▶ WORK TO BE COMPLETED
Go through the records and give each one again exactly.

Stored data entries
---+---
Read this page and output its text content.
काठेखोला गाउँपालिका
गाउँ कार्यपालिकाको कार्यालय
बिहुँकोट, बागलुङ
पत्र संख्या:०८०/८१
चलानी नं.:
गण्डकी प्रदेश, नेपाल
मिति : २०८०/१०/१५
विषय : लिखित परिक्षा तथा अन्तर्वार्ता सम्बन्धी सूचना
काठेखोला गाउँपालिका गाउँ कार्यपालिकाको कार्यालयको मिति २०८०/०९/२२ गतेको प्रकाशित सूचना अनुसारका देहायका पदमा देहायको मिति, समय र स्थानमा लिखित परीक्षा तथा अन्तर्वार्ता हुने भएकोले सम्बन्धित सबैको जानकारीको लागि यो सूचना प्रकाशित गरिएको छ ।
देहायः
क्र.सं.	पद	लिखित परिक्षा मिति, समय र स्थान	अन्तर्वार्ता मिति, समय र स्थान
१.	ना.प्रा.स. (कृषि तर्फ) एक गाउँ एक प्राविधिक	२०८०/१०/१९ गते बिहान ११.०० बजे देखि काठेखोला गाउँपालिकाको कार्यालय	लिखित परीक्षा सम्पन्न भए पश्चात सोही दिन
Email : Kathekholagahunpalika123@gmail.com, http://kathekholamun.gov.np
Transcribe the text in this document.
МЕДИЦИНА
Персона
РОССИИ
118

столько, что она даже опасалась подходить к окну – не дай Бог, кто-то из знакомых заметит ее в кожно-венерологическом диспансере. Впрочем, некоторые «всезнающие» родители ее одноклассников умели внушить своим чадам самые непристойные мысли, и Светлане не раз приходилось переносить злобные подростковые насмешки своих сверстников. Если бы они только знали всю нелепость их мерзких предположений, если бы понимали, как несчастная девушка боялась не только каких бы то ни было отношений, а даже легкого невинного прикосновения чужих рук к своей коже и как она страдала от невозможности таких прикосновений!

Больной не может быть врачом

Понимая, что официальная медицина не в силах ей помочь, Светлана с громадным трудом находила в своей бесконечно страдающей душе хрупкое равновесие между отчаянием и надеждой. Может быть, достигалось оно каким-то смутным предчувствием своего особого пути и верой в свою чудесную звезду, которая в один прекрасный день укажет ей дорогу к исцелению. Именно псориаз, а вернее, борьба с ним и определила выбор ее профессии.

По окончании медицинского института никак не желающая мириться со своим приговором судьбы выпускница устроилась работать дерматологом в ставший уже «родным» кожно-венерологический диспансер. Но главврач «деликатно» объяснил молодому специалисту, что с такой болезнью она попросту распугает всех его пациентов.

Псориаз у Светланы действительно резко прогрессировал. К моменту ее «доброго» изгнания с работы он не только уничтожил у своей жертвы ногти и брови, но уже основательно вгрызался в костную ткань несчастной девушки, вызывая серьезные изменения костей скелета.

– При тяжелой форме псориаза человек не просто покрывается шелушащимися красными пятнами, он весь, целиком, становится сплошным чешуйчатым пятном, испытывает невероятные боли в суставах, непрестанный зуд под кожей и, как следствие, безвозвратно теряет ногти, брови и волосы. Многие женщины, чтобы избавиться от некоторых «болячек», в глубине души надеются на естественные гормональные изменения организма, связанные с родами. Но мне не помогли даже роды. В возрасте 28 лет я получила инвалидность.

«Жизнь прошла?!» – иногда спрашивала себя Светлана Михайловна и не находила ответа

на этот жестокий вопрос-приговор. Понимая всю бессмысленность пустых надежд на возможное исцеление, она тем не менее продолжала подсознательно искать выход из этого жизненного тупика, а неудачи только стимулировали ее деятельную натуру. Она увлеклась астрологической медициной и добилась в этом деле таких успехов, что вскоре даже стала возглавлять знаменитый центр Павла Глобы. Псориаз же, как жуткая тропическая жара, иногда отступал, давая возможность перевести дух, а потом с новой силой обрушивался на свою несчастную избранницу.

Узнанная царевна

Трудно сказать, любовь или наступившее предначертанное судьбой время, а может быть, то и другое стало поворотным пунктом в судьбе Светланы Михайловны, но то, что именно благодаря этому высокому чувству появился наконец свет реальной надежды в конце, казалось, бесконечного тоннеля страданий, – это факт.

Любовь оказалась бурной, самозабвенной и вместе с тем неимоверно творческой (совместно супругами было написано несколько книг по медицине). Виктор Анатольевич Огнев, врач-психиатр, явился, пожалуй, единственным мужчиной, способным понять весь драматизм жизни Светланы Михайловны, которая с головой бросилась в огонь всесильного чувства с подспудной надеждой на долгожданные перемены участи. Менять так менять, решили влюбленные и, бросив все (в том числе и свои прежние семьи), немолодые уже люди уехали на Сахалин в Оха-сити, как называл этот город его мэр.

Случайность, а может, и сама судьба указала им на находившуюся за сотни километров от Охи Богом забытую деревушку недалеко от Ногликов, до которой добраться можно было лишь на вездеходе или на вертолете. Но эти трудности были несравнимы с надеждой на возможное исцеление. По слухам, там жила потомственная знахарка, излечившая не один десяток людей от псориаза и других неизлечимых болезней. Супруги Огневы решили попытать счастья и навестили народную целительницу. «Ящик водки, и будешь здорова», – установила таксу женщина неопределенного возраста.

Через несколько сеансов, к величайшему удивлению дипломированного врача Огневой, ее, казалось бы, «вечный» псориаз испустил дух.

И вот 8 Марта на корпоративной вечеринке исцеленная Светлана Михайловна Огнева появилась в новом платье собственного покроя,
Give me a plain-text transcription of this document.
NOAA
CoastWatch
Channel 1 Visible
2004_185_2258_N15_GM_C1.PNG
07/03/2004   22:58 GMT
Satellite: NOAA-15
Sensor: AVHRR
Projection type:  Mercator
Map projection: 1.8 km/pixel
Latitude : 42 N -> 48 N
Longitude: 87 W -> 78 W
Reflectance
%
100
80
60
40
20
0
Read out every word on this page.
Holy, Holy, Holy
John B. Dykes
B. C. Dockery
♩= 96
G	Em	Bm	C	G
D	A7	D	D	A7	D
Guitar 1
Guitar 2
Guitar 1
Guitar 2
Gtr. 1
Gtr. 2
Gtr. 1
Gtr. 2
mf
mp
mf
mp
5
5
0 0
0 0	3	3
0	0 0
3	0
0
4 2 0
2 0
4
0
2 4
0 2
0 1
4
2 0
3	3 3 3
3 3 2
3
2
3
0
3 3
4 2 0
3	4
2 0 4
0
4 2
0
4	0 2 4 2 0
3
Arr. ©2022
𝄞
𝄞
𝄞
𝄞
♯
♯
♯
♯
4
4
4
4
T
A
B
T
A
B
---+---
▶ TASK RESPONSE
Read this page and output its text content.
काठेखोला गाउँपालिका
गाउँ कार्यपालिकाको कार्यालय
बिहुँकोट, बागलुङ
पत्र संख्या:०८०/८१
चलानी नं.:
गण्डकी प्रदेश, नेपाल
मिति : २०८०/१०/१५
विषय : लिखित परिक्षा तथा अन्तर्वार्ता सम्बन्धी सूचना
काठेखोला गाउँपालिका गाउँ कार्यपालिकाको कार्यालयको मिति २०८०/०९/२२ गतेको प्रकाशित सूचना अनुसारका देहायका पदमा देहायको मिति, समय र स्थानमा लिखित परीक्षा तथा अन्तर्वार्ता हुने भएकोले सम्बन्धित सबैको जानकारीको लागि यो सूचना प्रकाशित गरिएको छ ।
देहायः
क्र.सं.	पद	लिखित परिक्षा मिति, समय र स्थान	अन्तर्वार्ता मिति, समय र स्थान
१.	ना.प्रा.स. (कृषि तर्फ) एक गाउँ एक प्राविधिक	२०८०/१०/१९ गते बिहान ११.०० बजे देखि काठेखोला गाउँपालिकाको कार्यालय	लिखित परीक्षा सम्पन्न भए पश्चात सोही दिन
Email : Kathekholagahunpalika123@gmail.com, http://kathekholamun.gov.np
Transcribe the text in this document.
МЕДИЦИНА
Персона
РОССИИ
118

столько, что она даже опасалась подходить к окну – не дай Бог, кто-то из знакомых заметит ее в кожно-венерологическом диспансере. Впрочем, некоторые «всезнающие» родители ее одноклассников умели внушить своим чадам самые непристойные мысли, и Светлане не раз приходилось переносить злобные подростковые насмешки своих сверстников. Если бы они только знали всю нелепость их мерзких предположений, если бы понимали, как несчастная девушка боялась не только каких бы то ни было отношений, а даже легкого невинного прикосновения чужих рук к своей коже и как она страдала от невозможности таких прикосновений!

Больной не может быть врачом

Понимая, что официальная медицина не в силах ей помочь, Светлана с громадным трудом находила в своей бесконечно страдающей душе хрупкое равновесие между отчаянием и надеждой. Может быть, достигалось оно каким-то смутным предчувствием своего особого пути и верой в свою чудесную звезду, которая в один прекрасный день укажет ей дорогу к исцелению. Именно псориаз, а вернее, борьба с ним и определила выбор ее профессии.

По окончании медицинского института никак не желающая мириться со своим приговором судьбы выпускница устроилась работать дерматологом в ставший уже «родным» кожно-венерологический диспансер. Но главврач «деликатно» объяснил молодому специалисту, что с такой болезнью она попросту распугает всех его пациентов.

Псориаз у Светланы действительно резко прогрессировал. К моменту ее «доброго» изгнания с работы он не только уничтожил у своей жертвы ногти и брови, но уже основательно вгрызался в костную ткань несчастной девушки, вызывая серьезные изменения костей скелета.

– При тяжелой форме псориаза человек не просто покрывается шелушащимися красными пятнами, он весь, целиком, становится сплошным чешуйчатым пятном, испытывает невероятные боли в суставах, непрестанный зуд под кожей и, как следствие, безвозвратно теряет ногти, брови и волосы. Многие женщины, чтобы избавиться от некоторых «болячек», в глубине души надеются на естественные гормональные изменения организма, связанные с родами. Но мне не помогли даже роды. В возрасте 28 лет я получила инвалидность.

«Жизнь прошла?!» – иногда спрашивала себя Светлана Михайловна и не находила ответа

на этот жестокий вопрос-приговор. Понимая всю бессмысленность пустых надежд на возможное исцеление, она тем не менее продолжала подсознательно искать выход из этого жизненного тупика, а неудачи только стимулировали ее деятельную натуру. Она увлеклась астрологической медициной и добилась в этом деле таких успехов, что вскоре даже стала возглавлять знаменитый центр Павла Глобы. Псориаз же, как жуткая тропическая жара, иногда отступал, давая возможность перевести дух, а потом с новой силой обрушивался на свою несчастную избранницу.

Узнанная царевна

Трудно сказать, любовь или наступившее предначертанное судьбой время, а может быть, то и другое стало поворотным пунктом в судьбе Светланы Михайловны, но то, что именно благодаря этому высокому чувству появился наконец свет реальной надежды в конце, казалось, бесконечного тоннеля страданий, – это факт.

Любовь оказалась бурной, самозабвенной и вместе с тем неимоверно творческой (совместно супругами было написано несколько книг по медицине). Виктор Анатольевич Огнев, врач-психиатр, явился, пожалуй, единственным мужчиной, способным понять весь драматизм жизни Светланы Михайловны, которая с головой бросилась в огонь всесильного чувства с подспудной надеждой на долгожданные перемены участи. Менять так менять, решили влюбленные и, бросив все (в том числе и свои прежние семьи), немолодые уже люди уехали на Сахалин в Оха-сити, как называл этот город его мэр.

Случайность, а может, и сама судьба указала им на находившуюся за сотни километров от Охи Богом забытую деревушку недалеко от Ногликов, до которой добраться можно было лишь на вездеходе или на вертолете. Но эти трудности были несравнимы с надеждой на возможное исцеление. По слухам, там жила потомственная знахарка, излечившая не один десяток людей от псориаза и других неизлечимых болезней. Супруги Огневы решили попытать счастья и навестили народную целительницу. «Ящик водки, и будешь здорова», – установила таксу женщина неопределенного возраста.

Через несколько сеансов, к величайшему удивлению дипломированного врача Огневой, ее, казалось бы, «вечный» псориаз испустил дух.

И вот 8 Марта на корпоративной вечеринке исцеленная Светлана Михайловна Огнева появилась в новом платье собственного покроя,
Give me a plain-text transcription of this document.
NOAA
CoastWatch
Channel 1 Visible
2004_185_2258_N15_GM_C1.PNG
07/03/2004   22:58 GMT
Satellite: NOAA-15
Sensor: AVHRR
Projection type:  Mercator
Map projection: 1.8 km/pixel
Latitude : 42 N -> 48 N
Longitude: 87 W -> 78 W
Reflectance
%
100
80
60
40
20
0
Read out every word on this page.
Holy, Holy, Holy
John B. Dykes
B. C. Dockery
♩= 96
G	Em	Bm	C	G
D	A7	D	D	A7	D
Guitar 1
Guitar 2
Guitar 1
Guitar 2
Gtr. 1
Gtr. 2
Gtr. 1
Gtr. 2
mf
mp
mf
mp
5
5
0 0
0 0	3	3
0	0 0
3	0
0
4 2 0
2 0
4
0
2 4
0 2
0 1
4
2 0
3	3 3 3
3 3 2
3
2
3
0
3 3
4 2 0
3	4
2 0 4
0
4 2
0
4	0 2 4 2 0
3
Arr. ©2022
𝄞
𝄞
𝄞
𝄞
♯
♯
♯
♯
4
4
4
4
T
A
B
T
A
B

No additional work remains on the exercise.